#### [WORK TO BE COMPLETED]
Copy every line of the listing exactly.

• • • •

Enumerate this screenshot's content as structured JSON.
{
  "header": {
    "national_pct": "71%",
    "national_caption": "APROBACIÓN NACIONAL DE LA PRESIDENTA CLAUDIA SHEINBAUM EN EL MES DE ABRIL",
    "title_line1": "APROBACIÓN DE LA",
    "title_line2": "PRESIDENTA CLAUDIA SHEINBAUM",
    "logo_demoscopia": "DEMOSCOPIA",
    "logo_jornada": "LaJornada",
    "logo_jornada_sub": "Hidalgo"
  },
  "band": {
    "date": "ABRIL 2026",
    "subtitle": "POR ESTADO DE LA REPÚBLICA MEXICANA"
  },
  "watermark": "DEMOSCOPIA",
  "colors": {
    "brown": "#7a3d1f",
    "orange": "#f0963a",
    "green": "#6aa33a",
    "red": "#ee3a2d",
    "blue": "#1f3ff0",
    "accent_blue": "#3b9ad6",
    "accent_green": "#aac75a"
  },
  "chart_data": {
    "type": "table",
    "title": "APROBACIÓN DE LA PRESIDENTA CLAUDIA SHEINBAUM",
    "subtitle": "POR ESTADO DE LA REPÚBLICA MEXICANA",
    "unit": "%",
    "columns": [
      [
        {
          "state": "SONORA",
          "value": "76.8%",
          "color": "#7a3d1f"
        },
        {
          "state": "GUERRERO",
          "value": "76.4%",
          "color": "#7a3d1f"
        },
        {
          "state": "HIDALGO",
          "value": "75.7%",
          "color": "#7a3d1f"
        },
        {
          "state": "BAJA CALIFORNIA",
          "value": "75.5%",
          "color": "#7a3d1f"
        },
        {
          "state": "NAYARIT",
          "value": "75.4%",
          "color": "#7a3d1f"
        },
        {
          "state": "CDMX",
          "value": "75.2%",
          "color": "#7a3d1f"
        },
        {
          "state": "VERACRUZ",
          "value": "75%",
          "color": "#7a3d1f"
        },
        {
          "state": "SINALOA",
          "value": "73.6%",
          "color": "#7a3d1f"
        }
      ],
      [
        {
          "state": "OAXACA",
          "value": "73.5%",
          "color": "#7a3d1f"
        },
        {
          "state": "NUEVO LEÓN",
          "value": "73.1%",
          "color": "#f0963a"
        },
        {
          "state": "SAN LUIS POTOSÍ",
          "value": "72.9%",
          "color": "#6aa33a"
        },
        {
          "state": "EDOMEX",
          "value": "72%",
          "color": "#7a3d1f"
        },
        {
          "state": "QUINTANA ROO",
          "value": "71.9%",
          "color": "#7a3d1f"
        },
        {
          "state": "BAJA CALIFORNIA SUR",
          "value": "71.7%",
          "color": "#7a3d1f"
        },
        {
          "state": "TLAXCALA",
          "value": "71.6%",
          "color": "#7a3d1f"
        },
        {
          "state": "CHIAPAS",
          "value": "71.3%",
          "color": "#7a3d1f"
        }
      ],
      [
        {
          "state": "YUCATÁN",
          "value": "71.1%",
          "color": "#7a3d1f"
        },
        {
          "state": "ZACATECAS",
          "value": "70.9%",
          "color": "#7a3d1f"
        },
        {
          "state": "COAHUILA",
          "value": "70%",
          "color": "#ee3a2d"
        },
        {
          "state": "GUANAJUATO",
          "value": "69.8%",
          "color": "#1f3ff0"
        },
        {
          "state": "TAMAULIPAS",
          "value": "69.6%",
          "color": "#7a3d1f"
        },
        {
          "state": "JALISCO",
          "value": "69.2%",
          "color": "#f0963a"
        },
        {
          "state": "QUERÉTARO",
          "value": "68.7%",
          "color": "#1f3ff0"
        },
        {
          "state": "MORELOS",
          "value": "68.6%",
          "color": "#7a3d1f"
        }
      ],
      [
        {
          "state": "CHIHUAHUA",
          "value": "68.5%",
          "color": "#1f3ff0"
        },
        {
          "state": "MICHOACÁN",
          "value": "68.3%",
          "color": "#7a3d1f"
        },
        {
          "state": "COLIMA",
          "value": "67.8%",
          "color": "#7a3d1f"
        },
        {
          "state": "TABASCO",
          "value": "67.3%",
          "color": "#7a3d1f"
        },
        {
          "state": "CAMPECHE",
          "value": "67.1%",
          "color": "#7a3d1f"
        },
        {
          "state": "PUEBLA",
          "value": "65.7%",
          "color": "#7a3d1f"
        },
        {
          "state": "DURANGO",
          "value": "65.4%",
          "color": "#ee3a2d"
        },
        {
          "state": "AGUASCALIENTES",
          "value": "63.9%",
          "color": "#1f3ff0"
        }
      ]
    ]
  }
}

• • • •

#### [EXERCISE SOLUTION]
Enumerate this screenshot's content as structured JSON.
{
  "header": {
    "national_pct": "71%",
    "national_caption": "APROBACIÓN NACIONAL DE LA PRESIDENTA CLAUDIA SHEINBAUM EN EL MES DE ABRIL",
    "title_line1": "APROBACIÓN DE LA",
    "title_line2": "PRESIDENTA CLAUDIA SHEINBAUM",
    "logo_demoscopia": "DEMOSCOPIA",
    "logo_jornada": "LaJornada",
    "logo_jornada_sub": "Hidalgo"
  },
  "band": {
    "date": "ABRIL 2026",
    "subtitle": "POR ESTADO DE LA REPÚBLICA MEXICANA"
  },
  "watermark": "DEMOSCOPIA",
  "colors": {
    "brown": "#7a3d1f",
    "orange": "#f0963a",
    "green": "#6aa33a",
    "red": "#ee3a2d",
    "blue": "#1f3ff0",
    "accent_blue": "#3b9ad6",
    "accent_green": "#aac75a"
  },
  "chart_data": {
    "type": "table",
    "title": "APROBACIÓN DE LA PRESIDENTA CLAUDIA SHEINBAUM",
    "subtitle": "POR ESTADO DE LA REPÚBLICA MEXICANA",
    "unit": "%",
    "columns": [
      [
        {
          "state": "SONORA",
          "value": "76.8%",
          "color": "#7a3d1f"
        },
        {
          "state": "GUERRERO",
          "value": "76.4%",
          "color": "#7a3d1f"
        },
        {
          "state": "HIDALGO",
          "value": "75.7%",
          "color": "#7a3d1f"
        },
        {
          "state": "BAJA CALIFORNIA",
          "value": "75.5%",
          "color": "#7a3d1f"
        },
        {
          "state": "NAYARIT",
          "value": "75.4%",
          "color": "#7a3d1f"
        },
        {
          "state": "CDMX",
          "value": "75.2%",
          "color": "#7a3d1f"
        },
        {
          "state": "VERACRUZ",
          "value": "75%",
          "color": "#7a3d1f"
        },
        {
          "state": "SINALOA",
          "value": "73.6%",
          "color": "#7a3d1f"
        }
      ],
      [
        {
          "state": "OAXACA",
          "value": "73.5%",
          "color": "#7a3d1f"
        },
        {
          "state": "NUEVO LEÓN",
          "value": "73.1%",
          "color": "#f0963a"
        },
        {
          "state": "SAN LUIS POTOSÍ",
          "value": "72.9%",
          "color": "#6aa33a"
        },
        {
          "state": "EDOMEX",
          "value": "72%",
          "color": "#7a3d1f"
        },
        {
          "state": "QUINTANA ROO",
          "value": "71.9%",
          "color": "#7a3d1f"
        },
        {
          "state": "BAJA CALIFORNIA SUR",
          "value": "71.7%",
          "color": "#7a3d1f"
        },
        {
          "state": "TLAXCALA",
          "value": "71.6%",
          "color": "#7a3d1f"
        },
        {
          "state": "CHIAPAS",
          "value": "71.3%",
          "color": "#7a3d1f"
        }
      ],
      [
        {
          "state": "YUCATÁN",
          "value": "71.1%",
          "color": "#7a3d1f"
        },
        {
          "state": "ZACATECAS",
          "value": "70.9%",
          "color": "#7a3d1f"
        },
        {
          "state": "COAHUILA",
          "value": "70%",
          "color": "#ee3a2d"
        },
        {
          "state": "GUANAJUATO",
          "value": "69.8%",
          "color": "#1f3ff0"
        },
        {
          "state": "TAMAULIPAS",
          "value": "69.6%",
          "color": "#7a3d1f"
        },
        {
          "state": "JALISCO",
          "value": "69.2%",
          "color": "#f0963a"
        },
        {
          "state": "QUERÉTARO",
          "value": "68.7%",
          "color": "#1f3ff0"
        },
        {
          "state": "MORELOS",
          "value": "68.6%",
          "color": "#7a3d1f"
        }
      ],
      [
        {
          "state": "CHIHUAHUA",
          "value": "68.5%",
          "color": "#1f3ff0"
        },
        {
          "state": "MICHOACÁN",
          "value": "68.3%",
          "color": "#7a3d1f"
        },
        {
          "state": "COLIMA",
          "value": "67.8%",
          "color": "#7a3d1f"
        },
        {
          "state": "TABASCO",
          "value": "67.3%",
          "color": "#7a3d1f"
        },
        {
          "state": "CAMPECHE",
          "value": "67.1%",
          "color": "#7a3d1f"
        },
        {
          "state": "PUEBLA",
          "value": "65.7%",
          "color": "#7a3d1f"
        },
        {
          "state": "DURANGO",
          "value": "65.4%",
          "color": "#ee3a2d"
        },
        {
          "state": "AGUASCALIENTES",
          "value": "63.9%",
          "color": "#1f3ff0"
        }
      ]
    ]
  }
}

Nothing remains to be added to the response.